Task description
Return the listing below word for word.

Entries taken from a collection:
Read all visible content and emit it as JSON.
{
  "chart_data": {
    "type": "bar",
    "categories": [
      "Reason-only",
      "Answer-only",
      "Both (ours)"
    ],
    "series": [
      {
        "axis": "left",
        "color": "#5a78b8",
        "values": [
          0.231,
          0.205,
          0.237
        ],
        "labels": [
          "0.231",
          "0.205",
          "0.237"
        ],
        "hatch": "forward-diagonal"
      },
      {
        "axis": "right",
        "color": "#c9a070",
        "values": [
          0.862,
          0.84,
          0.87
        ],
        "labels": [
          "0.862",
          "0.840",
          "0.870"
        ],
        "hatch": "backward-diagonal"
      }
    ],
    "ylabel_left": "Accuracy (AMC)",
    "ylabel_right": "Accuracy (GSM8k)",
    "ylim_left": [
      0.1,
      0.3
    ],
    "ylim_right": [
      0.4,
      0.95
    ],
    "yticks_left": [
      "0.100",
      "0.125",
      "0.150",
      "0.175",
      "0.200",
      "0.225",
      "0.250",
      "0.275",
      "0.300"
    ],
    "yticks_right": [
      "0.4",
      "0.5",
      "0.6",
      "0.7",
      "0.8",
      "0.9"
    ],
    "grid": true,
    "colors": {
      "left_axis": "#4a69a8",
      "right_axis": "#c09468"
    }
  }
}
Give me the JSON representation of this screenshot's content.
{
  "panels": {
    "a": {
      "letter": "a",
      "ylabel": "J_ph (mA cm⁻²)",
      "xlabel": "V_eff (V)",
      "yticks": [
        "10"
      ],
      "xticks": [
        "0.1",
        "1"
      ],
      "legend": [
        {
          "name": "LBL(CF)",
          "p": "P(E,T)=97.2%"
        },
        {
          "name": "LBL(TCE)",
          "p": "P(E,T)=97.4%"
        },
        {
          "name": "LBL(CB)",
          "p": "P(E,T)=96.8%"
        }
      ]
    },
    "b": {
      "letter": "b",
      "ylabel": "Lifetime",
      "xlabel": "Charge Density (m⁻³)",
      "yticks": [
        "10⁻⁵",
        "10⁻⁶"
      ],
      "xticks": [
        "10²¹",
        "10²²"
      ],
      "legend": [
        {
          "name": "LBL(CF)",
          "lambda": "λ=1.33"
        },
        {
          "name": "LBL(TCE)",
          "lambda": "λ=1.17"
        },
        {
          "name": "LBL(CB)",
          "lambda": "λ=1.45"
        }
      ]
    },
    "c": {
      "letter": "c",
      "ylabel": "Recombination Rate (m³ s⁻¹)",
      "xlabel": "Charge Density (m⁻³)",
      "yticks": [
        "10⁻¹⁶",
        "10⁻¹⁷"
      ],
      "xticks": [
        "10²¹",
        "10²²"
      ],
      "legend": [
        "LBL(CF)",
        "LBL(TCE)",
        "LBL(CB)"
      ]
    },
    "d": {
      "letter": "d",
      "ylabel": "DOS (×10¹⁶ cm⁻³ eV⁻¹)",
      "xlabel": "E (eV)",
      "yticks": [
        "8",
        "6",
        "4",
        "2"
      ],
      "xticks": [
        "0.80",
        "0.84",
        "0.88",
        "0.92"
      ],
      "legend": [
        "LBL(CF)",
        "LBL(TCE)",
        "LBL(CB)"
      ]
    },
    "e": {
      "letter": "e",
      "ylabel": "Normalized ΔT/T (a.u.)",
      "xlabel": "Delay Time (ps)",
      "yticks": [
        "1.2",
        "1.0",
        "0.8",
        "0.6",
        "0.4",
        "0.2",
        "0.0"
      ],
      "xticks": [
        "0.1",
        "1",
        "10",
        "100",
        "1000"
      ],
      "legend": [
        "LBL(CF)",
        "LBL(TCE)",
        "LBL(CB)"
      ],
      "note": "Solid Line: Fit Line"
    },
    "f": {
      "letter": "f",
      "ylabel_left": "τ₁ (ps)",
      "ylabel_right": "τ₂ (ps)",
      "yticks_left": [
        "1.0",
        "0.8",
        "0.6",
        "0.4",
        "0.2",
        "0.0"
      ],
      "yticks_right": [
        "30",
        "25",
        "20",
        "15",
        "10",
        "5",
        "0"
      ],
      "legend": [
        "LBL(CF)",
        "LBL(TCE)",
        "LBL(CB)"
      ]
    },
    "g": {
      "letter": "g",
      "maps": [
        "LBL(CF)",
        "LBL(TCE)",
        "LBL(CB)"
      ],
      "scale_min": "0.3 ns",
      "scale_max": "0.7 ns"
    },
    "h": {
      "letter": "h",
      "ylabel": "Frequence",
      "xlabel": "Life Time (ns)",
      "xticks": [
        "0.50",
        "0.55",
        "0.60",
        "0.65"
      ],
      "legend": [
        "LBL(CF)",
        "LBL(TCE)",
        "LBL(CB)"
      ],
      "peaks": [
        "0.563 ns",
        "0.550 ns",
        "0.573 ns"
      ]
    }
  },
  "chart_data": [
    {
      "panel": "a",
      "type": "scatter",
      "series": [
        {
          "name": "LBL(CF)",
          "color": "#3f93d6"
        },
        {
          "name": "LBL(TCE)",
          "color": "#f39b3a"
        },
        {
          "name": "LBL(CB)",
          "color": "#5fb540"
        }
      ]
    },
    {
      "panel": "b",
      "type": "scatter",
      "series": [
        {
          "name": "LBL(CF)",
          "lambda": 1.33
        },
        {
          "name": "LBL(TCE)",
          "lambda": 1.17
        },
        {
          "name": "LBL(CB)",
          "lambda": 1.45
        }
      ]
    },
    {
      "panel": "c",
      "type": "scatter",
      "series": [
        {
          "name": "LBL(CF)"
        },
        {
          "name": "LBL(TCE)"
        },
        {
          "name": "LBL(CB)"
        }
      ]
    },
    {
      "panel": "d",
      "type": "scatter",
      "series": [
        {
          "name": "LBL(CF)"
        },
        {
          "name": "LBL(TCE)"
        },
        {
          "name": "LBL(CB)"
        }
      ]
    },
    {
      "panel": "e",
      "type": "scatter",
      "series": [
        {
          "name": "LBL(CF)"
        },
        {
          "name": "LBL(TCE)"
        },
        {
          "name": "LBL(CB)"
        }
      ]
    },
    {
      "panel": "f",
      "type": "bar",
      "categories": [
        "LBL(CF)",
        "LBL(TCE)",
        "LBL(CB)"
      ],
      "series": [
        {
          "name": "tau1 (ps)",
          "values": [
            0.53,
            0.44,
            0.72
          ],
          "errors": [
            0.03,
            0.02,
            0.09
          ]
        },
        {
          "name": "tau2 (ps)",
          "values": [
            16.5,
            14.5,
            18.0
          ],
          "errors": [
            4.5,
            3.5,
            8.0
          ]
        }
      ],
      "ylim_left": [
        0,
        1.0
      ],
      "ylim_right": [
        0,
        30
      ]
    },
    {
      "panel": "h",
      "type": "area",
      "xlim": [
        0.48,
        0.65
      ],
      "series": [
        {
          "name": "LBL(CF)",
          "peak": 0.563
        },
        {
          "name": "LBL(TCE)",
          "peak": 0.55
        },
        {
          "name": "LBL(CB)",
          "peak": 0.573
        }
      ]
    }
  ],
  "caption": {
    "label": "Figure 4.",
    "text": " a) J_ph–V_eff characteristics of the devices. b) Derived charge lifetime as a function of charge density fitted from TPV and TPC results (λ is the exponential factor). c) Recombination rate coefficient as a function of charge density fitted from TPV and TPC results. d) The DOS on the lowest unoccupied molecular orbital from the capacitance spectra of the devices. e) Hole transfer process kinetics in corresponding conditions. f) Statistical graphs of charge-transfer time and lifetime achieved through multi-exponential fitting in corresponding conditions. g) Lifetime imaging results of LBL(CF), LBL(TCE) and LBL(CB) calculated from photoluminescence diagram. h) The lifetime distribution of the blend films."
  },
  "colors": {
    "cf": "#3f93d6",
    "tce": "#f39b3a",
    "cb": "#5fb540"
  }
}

Solution to this task
Read all visible content and emit it as JSON.
{
  "chart_data": {
    "type": "bar",
    "categories": [
      "Reason-only",
      "Answer-only",
      "Both (ours)"
    ],
    "series": [
      {
        "axis": "left",
        "color": "#5a78b8",
        "values": [
          0.231,
          0.205,
          0.237
        ],
        "labels": [
          "0.231",
          "0.205",
          "0.237"
        ],
        "hatch": "forward-diagonal"
      },
      {
        "axis": "right",
        "color": "#c9a070",
        "values": [
          0.862,
          0.84,
          0.87
        ],
        "labels": [
          "0.862",
          "0.840",
          "0.870"
        ],
        "hatch": "backward-diagonal"
      }
    ],
    "ylabel_left": "Accuracy (AMC)",
    "ylabel_right": "Accuracy (GSM8k)",
    "ylim_left": [
      0.1,
      0.3
    ],
    "ylim_right": [
      0.4,
      0.95
    ],
    "yticks_left": [
      "0.100",
      "0.125",
      "0.150",
      "0.175",
      "0.200",
      "0.225",
      "0.250",
      "0.275",
      "0.300"
    ],
    "yticks_right": [
      "0.4",
      "0.5",
      "0.6",
      "0.7",
      "0.8",
      "0.9"
    ],
    "grid": true,
    "colors": {
      "left_axis": "#4a69a8",
      "right_axis": "#c09468"
    }
  }
}
Give me the JSON representation of this screenshot's content.
{
  "panels": {
    "a": {
      "letter": "a",
      "ylabel": "J_ph (mA cm⁻²)",
      "xlabel": "V_eff (V)",
      "yticks": [
        "10"
      ],
      "xticks": [
        "0.1",
        "1"
      ],
      "legend": [
        {
          "name": "LBL(CF)",
          "p": "P(E,T)=97.2%"
        },
        {
          "name": "LBL(TCE)",
          "p": "P(E,T)=97.4%"
        },
        {
          "name": "LBL(CB)",
          "p": "P(E,T)=96.8%"
        }
      ]
    },
    "b": {
      "letter": "b",
      "ylabel": "Lifetime",
      "xlabel": "Charge Density (m⁻³)",
      "yticks": [
        "10⁻⁵",
        "10⁻⁶"
      ],
      "xticks": [
        "10²¹",
        "10²²"
      ],
      "legend": [
        {
          "name": "LBL(CF)",
          "lambda": "λ=1.33"
        },
        {
          "name": "LBL(TCE)",
          "lambda": "λ=1.17"
        },
        {
          "name": "LBL(CB)",
          "lambda": "λ=1.45"
        }
      ]
    },
    "c": {
      "letter": "c",
      "ylabel": "Recombination Rate (m³ s⁻¹)",
      "xlabel": "Charge Density (m⁻³)",
      "yticks": [
        "10⁻¹⁶",
        "10⁻¹⁷"
      ],
      "xticks": [
        "10²¹",
        "10²²"
      ],
      "legend": [
        "LBL(CF)",
        "LBL(TCE)",
        "LBL(CB)"
      ]
    },
    "d": {
      "letter": "d",
      "ylabel": "DOS (×10¹⁶ cm⁻³ eV⁻¹)",
      "xlabel": "E (eV)",
      "yticks": [
        "8",
        "6",
        "4",
        "2"
      ],
      "xticks": [
        "0.80",
        "0.84",
        "0.88",
        "0.92"
      ],
      "legend": [
        "LBL(CF)",
        "LBL(TCE)",
        "LBL(CB)"
      ]
    },
    "e": {
      "letter": "e",
      "ylabel": "Normalized ΔT/T (a.u.)",
      "xlabel": "Delay Time (ps)",
      "yticks": [
        "1.2",
        "1.0",
        "0.8",
        "0.6",
        "0.4",
        "0.2",
        "0.0"
      ],
      "xticks": [
        "0.1",
        "1",
        "10",
        "100",
        "1000"
      ],
      "legend": [
        "LBL(CF)",
        "LBL(TCE)",
        "LBL(CB)"
      ],
      "note": "Solid Line: Fit Line"
    },
    "f": {
      "letter": "f",
      "ylabel_left": "τ₁ (ps)",
      "ylabel_right": "τ₂ (ps)",
      "yticks_left": [
        "1.0",
        "0.8",
        "0.6",
        "0.4",
        "0.2",
        "0.0"
      ],
      "yticks_right": [
        "30",
        "25",
        "20",
        "15",
        "10",
        "5",
        "0"
      ],
      "legend": [
        "LBL(CF)",
        "LBL(TCE)",
        "LBL(CB)"
      ]
    },
    "g": {
      "letter": "g",
      "maps": [
        "LBL(CF)",
        "LBL(TCE)",
        "LBL(CB)"
      ],
      "scale_min": "0.3 ns",
      "scale_max": "0.7 ns"
    },
    "h": {
      "letter": "h",
      "ylabel": "Frequence",
      "xlabel": "Life Time (ns)",
      "xticks": [
        "0.50",
        "0.55",
        "0.60",
        "0.65"
      ],
      "legend": [
        "LBL(CF)",
        "LBL(TCE)",
        "LBL(CB)"
      ],
      "peaks": [
        "0.563 ns",
        "0.550 ns",
        "0.573 ns"
      ]
    }
  },
  "chart_data": [
    {
      "panel": "a",
      "type": "scatter",
      "series": [
        {
          "name": "LBL(CF)",
          "color": "#3f93d6"
        },
        {
          "name": "LBL(TCE)",
          "color": "#f39b3a"
        },
        {
          "name": "LBL(CB)",
          "color": "#5fb540"
        }
      ]
    },
    {
      "panel": "b",
      "type": "scatter",
      "series": [
        {
          "name": "LBL(CF)",
          "lambda": 1.33
        },
        {
          "name": "LBL(TCE)",
          "lambda": 1.17
        },
        {
          "name": "LBL(CB)",
          "lambda": 1.45
        }
      ]
    },
    {
      "panel": "c",
      "type": "scatter",
      "series": [
        {
          "name": "LBL(CF)"
        },
        {
          "name": "LBL(TCE)"
        },
        {
          "name": "LBL(CB)"
        }
      ]
    },
    {
      "panel": "d",
      "type": "scatter",
      "series": [
        {
          "name": "LBL(CF)"
        },
        {
          "name": "LBL(TCE)"
        },
        {
          "name": "LBL(CB)"
        }
      ]
    },
    {
      "panel": "e",
      "type": "scatter",
      "series": [
        {
          "name": "LBL(CF)"
        },
        {
          "name": "LBL(TCE)"
        },
        {
          "name": "LBL(CB)"
        }
      ]
    },
    {
      "panel": "f",
      "type": "bar",
      "categories": [
        "LBL(CF)",
        "LBL(TCE)",
        "LBL(CB)"
      ],
      "series": [
        {
          "name": "tau1 (ps)",
          "values": [
            0.53,
            0.44,
            0.72
          ],
          "errors": [
            0.03,
            0.02,
            0.09
          ]
        },
        {
          "name": "tau2 (ps)",
          "values": [
            16.5,
            14.5,
            18.0
          ],
          "errors": [
            4.5,
            3.5,
            8.0
          ]
        }
      ],
      "ylim_left": [
        0,
        1.0
      ],
      "ylim_right": [
        0,
        30
      ]
    },
    {
      "panel": "h",
      "type": "area",
      "xlim": [
        0.48,
        0.65
      ],
      "series": [
        {
          "name": "LBL(CF)",
          "peak": 0.563
        },
        {
          "name": "LBL(TCE)",
          "peak": 0.55
        },
        {
          "name": "LBL(CB)",
          "peak": 0.573
        }
      ]
    }
  ],
  "caption": {
    "label": "Figure 4.",
    "text": " a) J_ph–V_eff characteristics of the devices. b) Derived charge lifetime as a function of charge density fitted from TPV and TPC results (λ is the exponential factor). c) Recombination rate coefficient as a function of charge density fitted from TPV and TPC results. d) The DOS on the lowest unoccupied molecular orbital from the capacitance spectra of the devices. e) Hole transfer process kinetics in corresponding conditions. f) Statistical graphs of charge-transfer time and lifetime achieved through multi-exponential fitting in corresponding conditions. g) Lifetime imaging results of LBL(CF), LBL(TCE) and LBL(CB) calculated from photoluminescence diagram. h) The lifetime distribution of the blend films."
  },
  "colors": {
    "cf": "#3f93d6",
    "tce": "#f39b3a",
    "cb": "#5fb540"
  }
}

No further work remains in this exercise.